__Dataset entries on figures__:
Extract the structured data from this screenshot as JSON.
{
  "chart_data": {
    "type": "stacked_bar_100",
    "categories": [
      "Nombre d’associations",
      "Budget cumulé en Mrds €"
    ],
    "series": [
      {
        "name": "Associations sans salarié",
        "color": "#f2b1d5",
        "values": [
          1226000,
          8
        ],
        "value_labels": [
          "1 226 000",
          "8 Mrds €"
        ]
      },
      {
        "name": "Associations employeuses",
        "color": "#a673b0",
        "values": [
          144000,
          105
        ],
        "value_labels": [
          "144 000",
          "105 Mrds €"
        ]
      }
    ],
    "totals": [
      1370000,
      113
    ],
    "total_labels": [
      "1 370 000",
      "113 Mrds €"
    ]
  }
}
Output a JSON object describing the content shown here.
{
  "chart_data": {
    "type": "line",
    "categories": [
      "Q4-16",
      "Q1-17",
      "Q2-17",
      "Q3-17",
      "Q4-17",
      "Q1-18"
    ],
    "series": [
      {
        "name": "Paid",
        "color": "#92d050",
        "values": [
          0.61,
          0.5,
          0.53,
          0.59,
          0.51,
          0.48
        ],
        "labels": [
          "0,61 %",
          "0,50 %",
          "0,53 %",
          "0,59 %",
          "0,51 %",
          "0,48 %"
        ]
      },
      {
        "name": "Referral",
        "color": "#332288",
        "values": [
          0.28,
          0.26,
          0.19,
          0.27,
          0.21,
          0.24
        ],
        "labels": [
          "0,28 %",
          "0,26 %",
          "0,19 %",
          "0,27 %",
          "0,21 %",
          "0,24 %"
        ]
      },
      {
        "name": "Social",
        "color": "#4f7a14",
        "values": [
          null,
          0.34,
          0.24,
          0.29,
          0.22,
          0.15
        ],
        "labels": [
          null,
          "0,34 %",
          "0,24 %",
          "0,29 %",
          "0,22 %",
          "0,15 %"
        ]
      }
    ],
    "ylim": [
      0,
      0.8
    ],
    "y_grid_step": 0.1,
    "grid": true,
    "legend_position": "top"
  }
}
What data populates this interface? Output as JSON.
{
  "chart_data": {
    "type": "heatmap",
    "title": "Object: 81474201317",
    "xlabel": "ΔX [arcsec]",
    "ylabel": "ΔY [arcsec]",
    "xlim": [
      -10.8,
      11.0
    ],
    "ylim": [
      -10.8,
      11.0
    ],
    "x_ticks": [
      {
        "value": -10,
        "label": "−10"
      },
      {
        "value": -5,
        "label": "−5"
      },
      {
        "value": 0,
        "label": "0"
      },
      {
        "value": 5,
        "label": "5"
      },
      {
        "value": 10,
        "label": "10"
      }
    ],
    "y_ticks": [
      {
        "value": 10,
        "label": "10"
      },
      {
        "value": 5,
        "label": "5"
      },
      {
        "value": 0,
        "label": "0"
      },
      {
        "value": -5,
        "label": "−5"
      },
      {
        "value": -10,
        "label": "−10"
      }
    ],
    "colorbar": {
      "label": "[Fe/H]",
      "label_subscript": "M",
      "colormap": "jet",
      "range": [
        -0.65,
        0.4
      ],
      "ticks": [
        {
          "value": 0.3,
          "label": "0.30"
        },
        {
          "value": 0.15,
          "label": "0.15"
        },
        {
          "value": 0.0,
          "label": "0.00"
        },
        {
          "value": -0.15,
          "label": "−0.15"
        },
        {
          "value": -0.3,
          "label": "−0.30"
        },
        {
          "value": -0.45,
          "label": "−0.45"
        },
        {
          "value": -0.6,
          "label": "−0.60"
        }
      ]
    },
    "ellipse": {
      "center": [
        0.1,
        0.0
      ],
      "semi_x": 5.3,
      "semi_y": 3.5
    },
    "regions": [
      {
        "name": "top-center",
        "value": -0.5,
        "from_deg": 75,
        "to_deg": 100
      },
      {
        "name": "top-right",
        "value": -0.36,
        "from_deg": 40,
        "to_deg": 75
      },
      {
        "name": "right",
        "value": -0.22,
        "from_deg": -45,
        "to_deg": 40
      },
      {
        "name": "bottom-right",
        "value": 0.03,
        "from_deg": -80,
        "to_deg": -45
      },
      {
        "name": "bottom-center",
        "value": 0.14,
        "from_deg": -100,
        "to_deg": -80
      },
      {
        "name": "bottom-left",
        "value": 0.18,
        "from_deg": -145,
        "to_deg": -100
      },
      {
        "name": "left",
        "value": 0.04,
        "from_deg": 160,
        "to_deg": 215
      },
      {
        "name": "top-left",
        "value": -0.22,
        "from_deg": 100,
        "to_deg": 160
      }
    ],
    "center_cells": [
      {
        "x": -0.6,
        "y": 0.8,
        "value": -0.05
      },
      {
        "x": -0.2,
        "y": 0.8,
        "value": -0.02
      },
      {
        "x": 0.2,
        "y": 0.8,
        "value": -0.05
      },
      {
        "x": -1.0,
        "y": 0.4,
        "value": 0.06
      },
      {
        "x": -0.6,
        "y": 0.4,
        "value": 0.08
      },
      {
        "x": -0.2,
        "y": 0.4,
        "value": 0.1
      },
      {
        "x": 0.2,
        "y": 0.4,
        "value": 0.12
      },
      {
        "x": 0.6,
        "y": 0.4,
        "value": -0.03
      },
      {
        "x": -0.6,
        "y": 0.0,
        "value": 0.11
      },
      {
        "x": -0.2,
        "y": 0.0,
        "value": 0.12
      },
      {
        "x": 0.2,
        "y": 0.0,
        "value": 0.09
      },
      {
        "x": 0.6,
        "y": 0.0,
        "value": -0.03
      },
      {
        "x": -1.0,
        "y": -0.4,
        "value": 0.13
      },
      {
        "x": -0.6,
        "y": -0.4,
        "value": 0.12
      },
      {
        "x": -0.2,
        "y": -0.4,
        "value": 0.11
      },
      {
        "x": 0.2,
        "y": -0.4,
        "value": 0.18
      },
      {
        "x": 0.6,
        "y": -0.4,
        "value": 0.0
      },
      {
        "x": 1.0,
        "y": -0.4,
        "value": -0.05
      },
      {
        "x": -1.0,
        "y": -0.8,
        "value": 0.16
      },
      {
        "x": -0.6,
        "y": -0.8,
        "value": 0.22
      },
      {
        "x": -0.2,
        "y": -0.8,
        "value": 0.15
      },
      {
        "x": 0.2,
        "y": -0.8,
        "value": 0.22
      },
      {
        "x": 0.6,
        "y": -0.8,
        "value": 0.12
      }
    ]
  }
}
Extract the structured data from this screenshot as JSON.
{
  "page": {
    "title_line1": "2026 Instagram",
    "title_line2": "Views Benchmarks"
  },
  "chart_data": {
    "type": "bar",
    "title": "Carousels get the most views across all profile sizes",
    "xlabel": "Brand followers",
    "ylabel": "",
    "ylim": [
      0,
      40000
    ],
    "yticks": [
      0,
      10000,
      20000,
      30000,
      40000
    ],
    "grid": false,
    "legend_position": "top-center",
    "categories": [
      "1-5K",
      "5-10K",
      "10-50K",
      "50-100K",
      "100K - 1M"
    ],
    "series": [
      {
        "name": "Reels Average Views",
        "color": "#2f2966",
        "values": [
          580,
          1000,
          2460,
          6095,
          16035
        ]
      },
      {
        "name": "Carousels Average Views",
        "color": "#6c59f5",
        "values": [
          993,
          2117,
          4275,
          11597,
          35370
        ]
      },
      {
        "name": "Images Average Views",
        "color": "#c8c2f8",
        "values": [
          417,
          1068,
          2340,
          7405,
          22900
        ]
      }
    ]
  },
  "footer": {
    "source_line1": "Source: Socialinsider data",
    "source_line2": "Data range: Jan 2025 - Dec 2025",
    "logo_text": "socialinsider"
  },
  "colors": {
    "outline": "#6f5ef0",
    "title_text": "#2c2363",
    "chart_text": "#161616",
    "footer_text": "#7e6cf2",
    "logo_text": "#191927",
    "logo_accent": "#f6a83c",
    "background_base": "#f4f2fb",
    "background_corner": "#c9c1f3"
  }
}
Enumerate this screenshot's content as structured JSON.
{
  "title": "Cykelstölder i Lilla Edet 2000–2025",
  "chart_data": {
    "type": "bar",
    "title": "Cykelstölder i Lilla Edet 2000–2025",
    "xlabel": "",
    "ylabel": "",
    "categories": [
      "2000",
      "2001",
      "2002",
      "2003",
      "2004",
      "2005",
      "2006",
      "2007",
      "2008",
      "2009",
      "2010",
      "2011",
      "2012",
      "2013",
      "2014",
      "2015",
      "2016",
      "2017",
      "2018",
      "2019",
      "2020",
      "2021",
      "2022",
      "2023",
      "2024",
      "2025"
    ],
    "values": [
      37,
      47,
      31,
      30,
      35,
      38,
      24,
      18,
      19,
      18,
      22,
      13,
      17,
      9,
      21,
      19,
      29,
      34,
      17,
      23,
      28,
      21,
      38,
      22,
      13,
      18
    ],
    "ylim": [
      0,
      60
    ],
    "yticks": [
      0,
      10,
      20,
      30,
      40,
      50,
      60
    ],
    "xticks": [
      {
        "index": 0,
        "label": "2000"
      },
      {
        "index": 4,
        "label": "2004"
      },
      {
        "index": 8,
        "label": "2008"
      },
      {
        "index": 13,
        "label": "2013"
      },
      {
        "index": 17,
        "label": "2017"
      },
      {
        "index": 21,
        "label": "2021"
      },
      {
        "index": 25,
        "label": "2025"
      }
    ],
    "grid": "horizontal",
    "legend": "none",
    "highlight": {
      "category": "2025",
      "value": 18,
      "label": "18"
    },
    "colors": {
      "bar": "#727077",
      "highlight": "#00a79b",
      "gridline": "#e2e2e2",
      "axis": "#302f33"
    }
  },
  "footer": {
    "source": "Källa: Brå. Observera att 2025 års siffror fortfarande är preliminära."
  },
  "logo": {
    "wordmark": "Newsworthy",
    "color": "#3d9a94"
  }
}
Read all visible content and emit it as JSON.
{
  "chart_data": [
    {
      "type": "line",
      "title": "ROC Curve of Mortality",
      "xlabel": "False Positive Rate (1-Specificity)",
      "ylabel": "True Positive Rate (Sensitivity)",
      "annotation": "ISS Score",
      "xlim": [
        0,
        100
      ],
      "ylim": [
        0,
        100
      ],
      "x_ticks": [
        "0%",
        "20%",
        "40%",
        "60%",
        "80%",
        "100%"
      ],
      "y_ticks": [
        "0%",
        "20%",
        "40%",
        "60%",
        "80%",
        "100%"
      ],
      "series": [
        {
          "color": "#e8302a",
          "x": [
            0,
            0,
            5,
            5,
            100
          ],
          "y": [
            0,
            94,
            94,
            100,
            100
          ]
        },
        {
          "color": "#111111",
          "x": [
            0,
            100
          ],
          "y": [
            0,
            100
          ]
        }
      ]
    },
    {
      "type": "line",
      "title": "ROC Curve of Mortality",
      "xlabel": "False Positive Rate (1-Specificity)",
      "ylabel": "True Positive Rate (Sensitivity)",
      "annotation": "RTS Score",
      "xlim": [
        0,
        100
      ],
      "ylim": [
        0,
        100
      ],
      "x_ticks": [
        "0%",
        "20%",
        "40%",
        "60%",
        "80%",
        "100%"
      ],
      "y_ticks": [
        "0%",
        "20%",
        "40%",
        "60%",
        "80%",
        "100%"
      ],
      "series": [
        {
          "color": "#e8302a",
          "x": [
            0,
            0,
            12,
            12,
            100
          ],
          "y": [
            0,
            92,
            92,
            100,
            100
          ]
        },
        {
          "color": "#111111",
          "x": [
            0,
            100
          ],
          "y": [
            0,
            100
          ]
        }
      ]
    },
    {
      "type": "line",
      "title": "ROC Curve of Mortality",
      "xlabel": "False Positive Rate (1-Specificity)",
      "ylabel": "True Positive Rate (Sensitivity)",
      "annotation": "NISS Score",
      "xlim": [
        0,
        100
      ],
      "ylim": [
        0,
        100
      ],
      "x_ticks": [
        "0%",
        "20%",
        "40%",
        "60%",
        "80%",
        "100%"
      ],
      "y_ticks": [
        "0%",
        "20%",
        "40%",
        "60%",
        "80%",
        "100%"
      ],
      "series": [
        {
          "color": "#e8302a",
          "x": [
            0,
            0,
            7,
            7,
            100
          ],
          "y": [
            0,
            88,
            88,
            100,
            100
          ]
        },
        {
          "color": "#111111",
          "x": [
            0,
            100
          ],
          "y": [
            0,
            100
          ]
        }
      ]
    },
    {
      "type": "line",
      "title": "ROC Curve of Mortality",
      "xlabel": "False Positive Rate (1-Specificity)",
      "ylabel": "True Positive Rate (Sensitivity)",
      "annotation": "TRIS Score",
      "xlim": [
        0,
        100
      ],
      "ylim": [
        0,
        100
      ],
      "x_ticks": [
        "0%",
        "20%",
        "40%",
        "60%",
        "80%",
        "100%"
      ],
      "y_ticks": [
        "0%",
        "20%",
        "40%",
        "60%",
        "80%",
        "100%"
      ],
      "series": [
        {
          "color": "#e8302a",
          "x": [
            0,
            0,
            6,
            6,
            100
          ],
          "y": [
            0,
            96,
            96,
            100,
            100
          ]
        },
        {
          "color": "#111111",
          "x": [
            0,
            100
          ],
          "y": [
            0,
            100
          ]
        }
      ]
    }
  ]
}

__What to do__:
Write out every line of the entries that holds the word "left".

__Result of this exercise__:
        "name": "bottom-left",
        "name": "left",
        "name": "top-left",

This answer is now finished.